Stated task: Each record below should be output verbatim, without pictures.

------------------------------------------------

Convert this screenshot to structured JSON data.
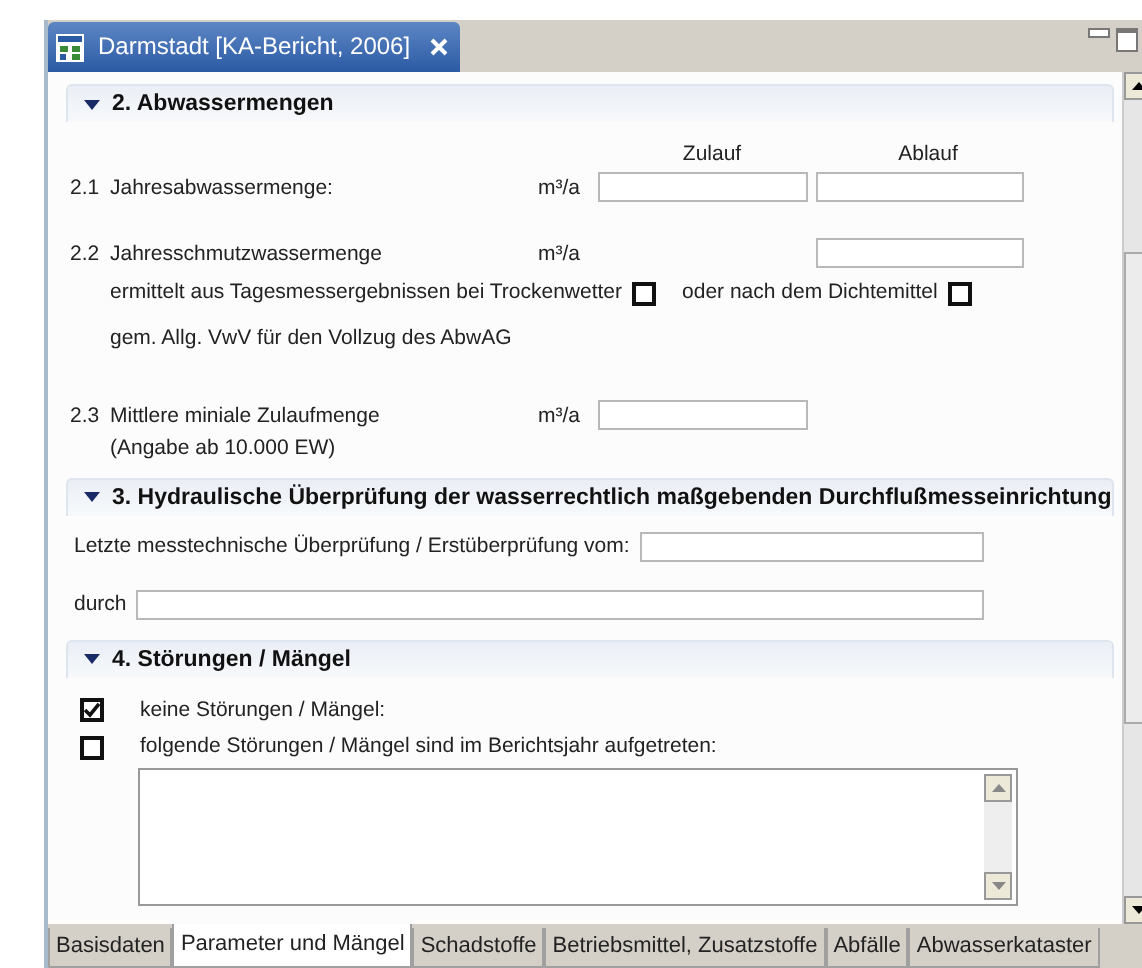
{
  "editor_tab": {
    "title": "Darmstadt [KA-Bericht, 2006]"
  },
  "sections": [
    {
      "title": "2. Abwassermengen",
      "expanded": true,
      "rows": [
        {
          "kind": "headers",
          "labels": [
            "Zulauf",
            "Ablauf"
          ]
        },
        {
          "kind": "quantity",
          "number": "2.1",
          "label": "Jahresabwassermenge:",
          "unit": "m³/a",
          "zulauf_field": true,
          "ablauf_field": true
        },
        {
          "kind": "quantity",
          "number": "2.2",
          "label": "Jahresschmutzwassermenge",
          "unit": "m³/a",
          "zulauf_field": false,
          "ablauf_field": true
        },
        {
          "kind": "inline_checks",
          "items": [
            {
              "label": "ermittelt aus Tagesmessergebnissen bei Trockenwetter",
              "checked": false
            },
            {
              "label": "oder nach dem Dichtemittel",
              "checked": false
            }
          ]
        },
        {
          "kind": "note",
          "text": "gem. Allg. VwV für den Vollzug des AbwAG"
        },
        {
          "kind": "quantity",
          "number": "2.3",
          "label": "Mittlere miniale Zulaufmenge",
          "sublabel": "(Angabe ab 10.000 EW)",
          "unit": "m³/a",
          "zulauf_field": true,
          "ablauf_field": false
        }
      ]
    },
    {
      "title": "3. Hydraulische Überprüfung der wasserrechtlich maßgebenden Durchflußmesseinrichtung",
      "expanded": true,
      "rows": [
        {
          "kind": "field",
          "label": "Letzte messtechnische Überprüfung / Erstüberprüfung vom:"
        },
        {
          "kind": "field",
          "label": "durch"
        }
      ]
    },
    {
      "title": "4. Störungen / Mängel",
      "expanded": true,
      "rows": [
        {
          "kind": "checkbox",
          "label": "keine Störungen / Mängel:",
          "checked": true
        },
        {
          "kind": "checkbox",
          "label": "folgende Störungen / Mängel sind im Berichtsjahr aufgetreten:",
          "checked": false
        },
        {
          "kind": "textarea"
        }
      ]
    }
  ],
  "bottom_tabs": [
    {
      "label": "Basisdaten",
      "selected": false
    },
    {
      "label": "Parameter und Mängel",
      "selected": true
    },
    {
      "label": "Schadstoffe",
      "selected": false
    },
    {
      "label": "Betriebsmittel, Zusatzstoffe",
      "selected": false
    },
    {
      "label": "Abfälle",
      "selected": false
    },
    {
      "label": "Abwasserkataster",
      "selected": false
    }
  ]
}
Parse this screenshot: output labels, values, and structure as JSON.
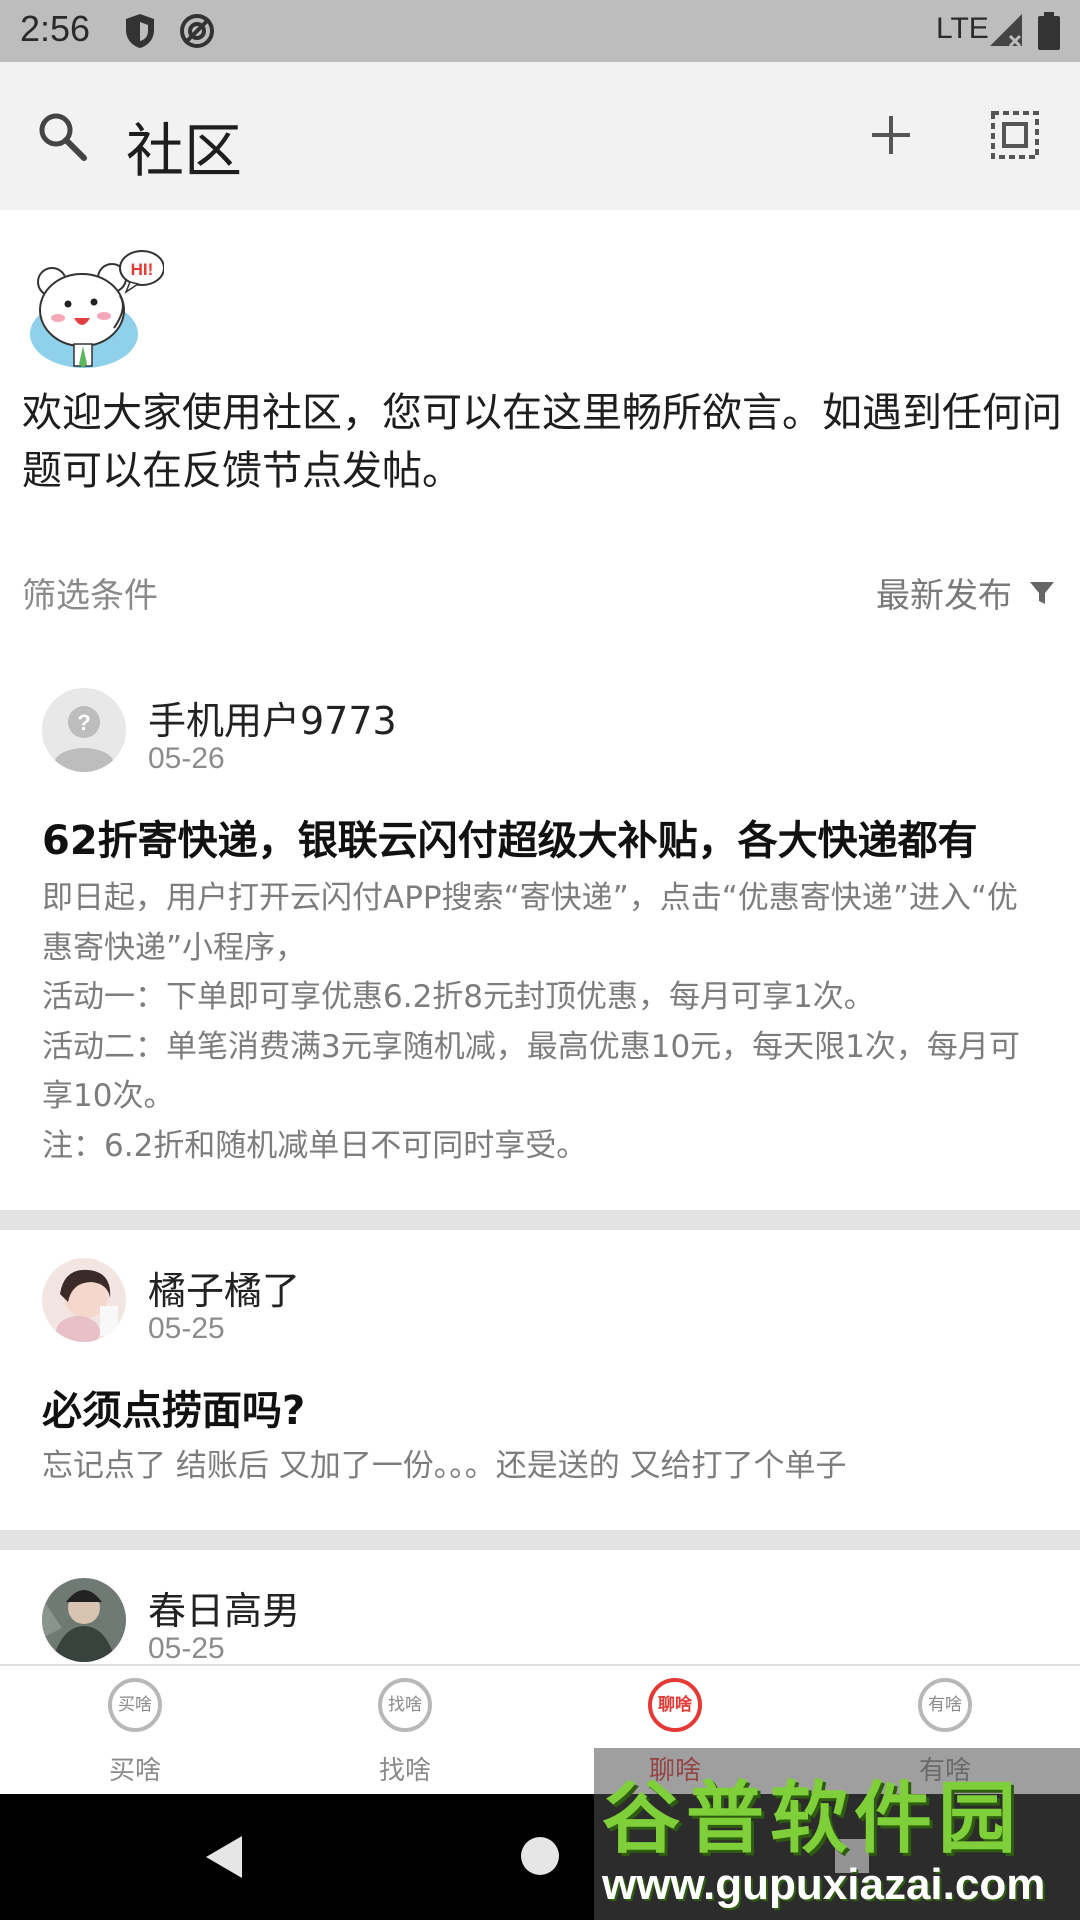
{
  "status_bar": {
    "time": "2:56",
    "network": "LTE"
  },
  "header": {
    "title": "社区"
  },
  "intro": {
    "text": "欢迎大家使用社区，您可以在这里畅所欲言。如遇到任何问题可以在反馈节点发帖。",
    "mascot_text": "HI!"
  },
  "filter": {
    "label": "筛选条件",
    "sort_label": "最新发布"
  },
  "posts": [
    {
      "author": "手机用户9773",
      "date": "05-26",
      "title": "62折寄快递，银联云闪付超级大补贴，各大快递都有",
      "body": "即日起，用户打开云闪付APP搜索“寄快递”，点击“优惠寄快递”进入“优惠寄快递”小程序，\n活动一：下单即可享优惠6.2折8元封顶优惠，每月可享1次。\n活动二：单笔消费满3元享随机减，最高优惠10元，每天限1次，每月可享10次。\n注：6.2折和随机减单日不可同时享受。"
    },
    {
      "author": "橘子橘了",
      "date": "05-25",
      "title": "必须点捞面吗?",
      "body": "忘记点了 结账后 又加了一份。。。还是送的 又给打了个单子"
    },
    {
      "author": "春日高男",
      "date": "05-25"
    }
  ],
  "bottom_nav": {
    "items": [
      {
        "label": "买啥",
        "icon_text": "买啥"
      },
      {
        "label": "找啥",
        "icon_text": "找啥"
      },
      {
        "label": "聊啥",
        "icon_text": "聊啥"
      },
      {
        "label": "有啥",
        "icon_text": "有啥"
      }
    ],
    "active_index": 2,
    "active_color": "#e53935"
  },
  "watermark": {
    "title": "谷普软件园",
    "url": "www.gupuxiazai.com"
  }
}
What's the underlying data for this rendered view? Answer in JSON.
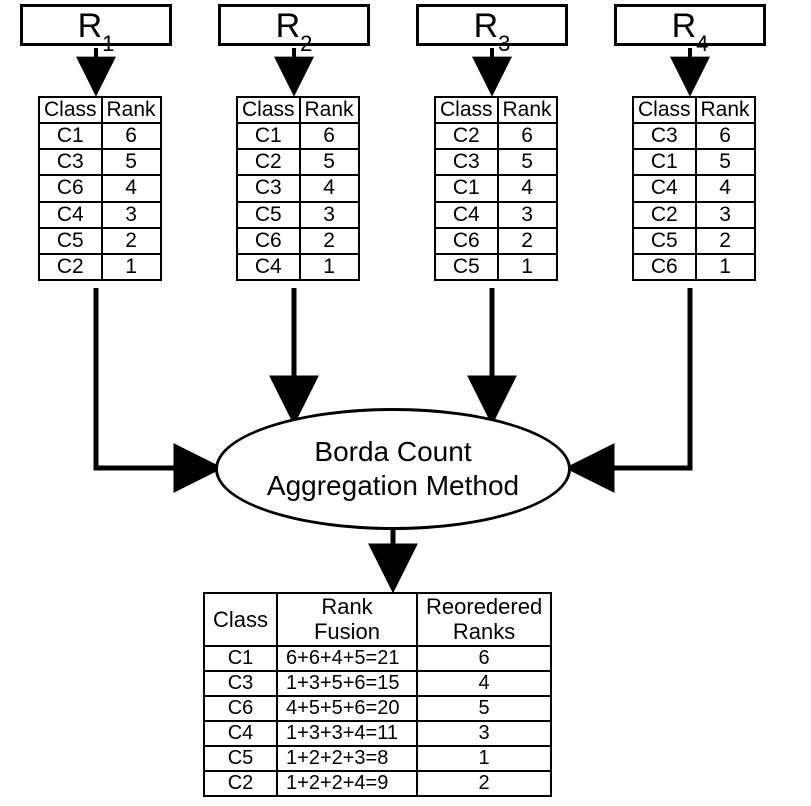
{
  "rankers": [
    "R",
    "R",
    "R",
    "R"
  ],
  "ranker_subs": [
    "1",
    "2",
    "3",
    "4"
  ],
  "rank_tables": {
    "headers": [
      "Class",
      "Rank"
    ],
    "r1": [
      [
        "C1",
        "6"
      ],
      [
        "C3",
        "5"
      ],
      [
        "C6",
        "4"
      ],
      [
        "C4",
        "3"
      ],
      [
        "C5",
        "2"
      ],
      [
        "C2",
        "1"
      ]
    ],
    "r2": [
      [
        "C1",
        "6"
      ],
      [
        "C2",
        "5"
      ],
      [
        "C3",
        "4"
      ],
      [
        "C5",
        "3"
      ],
      [
        "C6",
        "2"
      ],
      [
        "C4",
        "1"
      ]
    ],
    "r3": [
      [
        "C2",
        "6"
      ],
      [
        "C3",
        "5"
      ],
      [
        "C1",
        "4"
      ],
      [
        "C4",
        "3"
      ],
      [
        "C6",
        "2"
      ],
      [
        "C5",
        "1"
      ]
    ],
    "r4": [
      [
        "C3",
        "6"
      ],
      [
        "C1",
        "5"
      ],
      [
        "C4",
        "4"
      ],
      [
        "C2",
        "3"
      ],
      [
        "C5",
        "2"
      ],
      [
        "C6",
        "1"
      ]
    ]
  },
  "method_label_line1": "Borda Count",
  "method_label_line2": "Aggregation Method",
  "result_headers": [
    "Class",
    "Rank Fusion",
    "Reoredered Ranks"
  ],
  "result_rows": [
    [
      "C1",
      "6+6+4+5=21",
      "6"
    ],
    [
      "C3",
      "1+3+5+6=15",
      "4"
    ],
    [
      "C6",
      "4+5+5+6=20",
      "5"
    ],
    [
      "C4",
      "1+3+3+4=11",
      "3"
    ],
    [
      "C5",
      "1+2+2+3=8",
      "1"
    ],
    [
      "C2",
      "1+2+2+4=9",
      "2"
    ]
  ]
}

------------------------------------------------

Result:
Convert this screenshot to structured JSON data.
{
  "editor_tab": {
    "title": "Darmstadt [KA-Bericht, 2006]"
  },
  "sections": [
    {
      "title": "2. Abwassermengen",
      "expanded": true,
      "rows": [
        {
          "kind": "headers",
          "labels": [
            "Zulauf",
            "Ablauf"
          ]
        },
        {
          "kind": "quantity",
          "number": "2.1",
          "label": "Jahresabwassermenge:",
          "unit": "m³/a",
          "zulauf_field": true,
          "ablauf_field": true
        },
        {
          "kind": "quantity",
          "number": "2.2",
          "label": "Jahresschmutzwassermenge",
          "unit": "m³/a",
          "zulauf_field": false,
          "ablauf_field": true
        },
        {
          "kind": "inline_checks",
          "items": [
            {
              "label": "ermittelt aus Tagesmessergebnissen bei Trockenwetter",
              "checked": false
            },
            {
              "label": "oder nach dem Dichtemittel",
              "checked": false
            }
          ]
        },
        {
          "kind": "note",
          "text": "gem. Allg. VwV für den Vollzug des AbwAG"
        },
        {
          "kind": "quantity",
          "number": "2.3",
          "label": "Mittlere miniale Zulaufmenge",
          "sublabel": "(Angabe ab 10.000 EW)",
          "unit": "m³/a",
          "zulauf_field": true,
          "ablauf_field": false
        }
      ]
    },
    {
      "title": "3. Hydraulische Überprüfung der wasserrechtlich maßgebenden Durchflußmesseinrichtung",
      "expanded": true,
      "rows": [
        {
          "kind": "field",
          "label": "Letzte messtechnische Überprüfung / Erstüberprüfung vom:"
        },
        {
          "kind": "field",
          "label": "durch"
        }
      ]
    },
    {
      "title": "4. Störungen / Mängel",
      "expanded": true,
      "rows": [
        {
          "kind": "checkbox",
          "label": "keine Störungen / Mängel:",
          "checked": true
        },
        {
          "kind": "checkbox",
          "label": "folgende Störungen / Mängel sind im Berichtsjahr aufgetreten:",
          "checked": false
        },
        {
          "kind": "textarea"
        }
      ]
    }
  ],
  "bottom_tabs": [
    {
      "label": "Basisdaten",
      "selected": false
    },
    {
      "label": "Parameter und Mängel",
      "selected": true
    },
    {
      "label": "Schadstoffe",
      "selected": false
    },
    {
      "label": "Betriebsmittel, Zusatzstoffe",
      "selected": false
    },
    {
      "label": "Abfälle",
      "selected": false
    },
    {
      "label": "Abwasserkataster",
      "selected": false
    }
  ]
}
Parse this screenshot: output labels, values, and structure as JSON.
{
  "status_bar": {
    "time": "2:56",
    "network": "LTE"
  },
  "header": {
    "title": "社区"
  },
  "intro": {
    "text": "欢迎大家使用社区，您可以在这里畅所欲言。如遇到任何问题可以在反馈节点发帖。",
    "mascot_text": "HI!"
  },
  "filter": {
    "label": "筛选条件",
    "sort_label": "最新发布"
  },
  "posts": [
    {
      "author": "手机用户9773",
      "date": "05-26",
      "title": "62折寄快递，银联云闪付超级大补贴，各大快递都有",
      "body": "即日起，用户打开云闪付APP搜索“寄快递”，点击“优惠寄快递”进入“优惠寄快递”小程序，\n活动一：下单即可享优惠6.2折8元封顶优惠，每月可享1次。\n活动二：单笔消费满3元享随机减，最高优惠10元，每天限1次，每月可享10次。\n注：6.2折和随机减单日不可同时享受。"
    },
    {
      "author": "橘子橘了",
      "date": "05-25",
      "title": "必须点捞面吗?",
      "body": "忘记点了 结账后 又加了一份。。。还是送的 又给打了个单子"
    },
    {
      "author": "春日高男",
      "date": "05-25"
    }
  ],
  "bottom_nav": {
    "items": [
      {
        "label": "买啥",
        "icon_text": "买啥"
      },
      {
        "label": "找啥",
        "icon_text": "找啥"
      },
      {
        "label": "聊啥",
        "icon_text": "聊啥"
      },
      {
        "label": "有啥",
        "icon_text": "有啥"
      }
    ],
    "active_index": 2,
    "active_color": "#e53935"
  },
  "watermark": {
    "title": "谷普软件园",
    "url": "www.gupuxiazai.com"
  }
}
What's the underlying data for this rendered view? Answer in JSON.
{
  "rankers": [
    "R",
    "R",
    "R",
    "R"
  ],
  "ranker_subs": [
    "1",
    "2",
    "3",
    "4"
  ],
  "rank_tables": {
    "headers": [
      "Class",
      "Rank"
    ],
    "r1": [
      [
        "C1",
        "6"
      ],
      [
        "C3",
        "5"
      ],
      [
        "C6",
        "4"
      ],
      [
        "C4",
        "3"
      ],
      [
        "C5",
        "2"
      ],
      [
        "C2",
        "1"
      ]
    ],
    "r2": [
      [
        "C1",
        "6"
      ],
      [
        "C2",
        "5"
      ],
      [
        "C3",
        "4"
      ],
      [
        "C5",
        "3"
      ],
      [
        "C6",
        "2"
      ],
      [
        "C4",
        "1"
      ]
    ],
    "r3": [
      [
        "C2",
        "6"
      ],
      [
        "C3",
        "5"
      ],
      [
        "C1",
        "4"
      ],
      [
        "C4",
        "3"
      ],
      [
        "C6",
        "2"
      ],
      [
        "C5",
        "1"
      ]
    ],
    "r4": [
      [
        "C3",
        "6"
      ],
      [
        "C1",
        "5"
      ],
      [
        "C4",
        "4"
      ],
      [
        "C2",
        "3"
      ],
      [
        "C5",
        "2"
      ],
      [
        "C6",
        "1"
      ]
    ]
  },
  "method_label_line1": "Borda Count",
  "method_label_line2": "Aggregation Method",
  "result_headers": [
    "Class",
    "Rank Fusion",
    "Reoredered Ranks"
  ],
  "result_rows": [
    [
      "C1",
      "6+6+4+5=21",
      "6"
    ],
    [
      "C3",
      "1+3+5+6=15",
      "4"
    ],
    [
      "C6",
      "4+5+5+6=20",
      "5"
    ],
    [
      "C4",
      "1+3+3+4=11",
      "3"
    ],
    [
      "C5",
      "1+2+2+3=8",
      "1"
    ],
    [
      "C2",
      "1+2+2+4=9",
      "2"
    ]
  ]
}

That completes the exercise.